▶ _What you should do_
Your task is to extract every entry that follows word for word while excluding the pictures.

════════════════════

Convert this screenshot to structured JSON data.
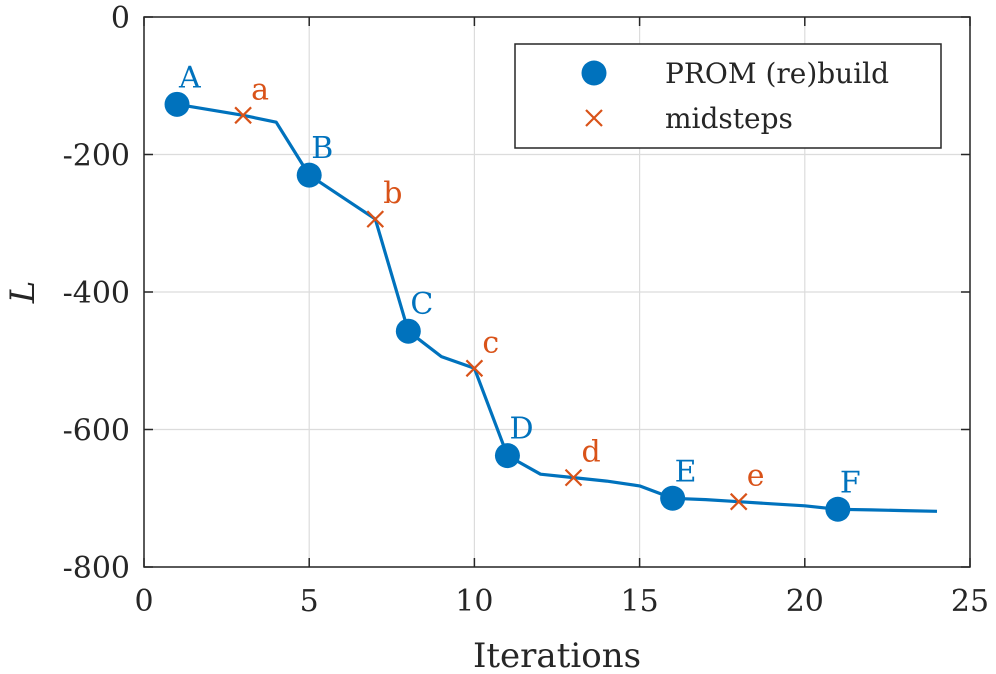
{
  "chart_data": {
    "type": "line",
    "xlabel": "Iterations",
    "ylabel": "L",
    "xlim": [
      0,
      25
    ],
    "ylim": [
      -800,
      0
    ],
    "xticks": [
      0,
      5,
      10,
      15,
      20,
      25
    ],
    "yticks": [
      0,
      -200,
      -400,
      -600,
      -800
    ],
    "grid": true,
    "legend_position": "top-right",
    "line_color": "#0072BD",
    "midstep_color": "#D95319",
    "curve": {
      "x": [
        1,
        2,
        3,
        4,
        5,
        6,
        7,
        8,
        9,
        10,
        11,
        12,
        13,
        14,
        15,
        16,
        17,
        18,
        19,
        20,
        21,
        22,
        23,
        24
      ],
      "y": [
        -127,
        -135,
        -143,
        -153,
        -230,
        -262,
        -294,
        -457,
        -494,
        -511,
        -638,
        -665,
        -670,
        -675,
        -682,
        -700,
        -702,
        -705,
        -708,
        -711,
        -716,
        -717,
        -718,
        -719
      ]
    },
    "series": [
      {
        "name": "PROM (re)build",
        "marker": "circle",
        "x": [
          1,
          5,
          8,
          11,
          16,
          21
        ],
        "y": [
          -127,
          -230,
          -457,
          -638,
          -700,
          -716
        ],
        "labels": [
          "A",
          "B",
          "C",
          "D",
          "E",
          "F"
        ]
      },
      {
        "name": "midsteps",
        "marker": "x",
        "x": [
          3,
          7,
          10,
          13,
          18
        ],
        "y": [
          -143,
          -294,
          -511,
          -670,
          -705
        ],
        "labels": [
          "a",
          "b",
          "c",
          "d",
          "e"
        ]
      }
    ]
  }
}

════════════════════

▶ _Exercise output_
Convert this screenshot to structured JSON data.
{
  "chart_data": {
    "type": "line",
    "xlabel": "Iterations",
    "ylabel": "L",
    "xlim": [
      0,
      25
    ],
    "ylim": [
      -800,
      0
    ],
    "xticks": [
      0,
      5,
      10,
      15,
      20,
      25
    ],
    "yticks": [
      0,
      -200,
      -400,
      -600,
      -800
    ],
    "grid": true,
    "legend_position": "top-right",
    "line_color": "#0072BD",
    "midstep_color": "#D95319",
    "curve": {
      "x": [
        1,
        2,
        3,
        4,
        5,
        6,
        7,
        8,
        9,
        10,
        11,
        12,
        13,
        14,
        15,
        16,
        17,
        18,
        19,
        20,
        21,
        22,
        23,
        24
      ],
      "y": [
        -127,
        -135,
        -143,
        -153,
        -230,
        -262,
        -294,
        -457,
        -494,
        -511,
        -638,
        -665,
        -670,
        -675,
        -682,
        -700,
        -702,
        -705,
        -708,
        -711,
        -716,
        -717,
        -718,
        -719
      ]
    },
    "series": [
      {
        "name": "PROM (re)build",
        "marker": "circle",
        "x": [
          1,
          5,
          8,
          11,
          16,
          21
        ],
        "y": [
          -127,
          -230,
          -457,
          -638,
          -700,
          -716
        ],
        "labels": [
          "A",
          "B",
          "C",
          "D",
          "E",
          "F"
        ]
      },
      {
        "name": "midsteps",
        "marker": "x",
        "x": [
          3,
          7,
          10,
          13,
          18
        ],
        "y": [
          -143,
          -294,
          -511,
          -670,
          -705
        ],
        "labels": [
          "a",
          "b",
          "c",
          "d",
          "e"
        ]
      }
    ]
  }
}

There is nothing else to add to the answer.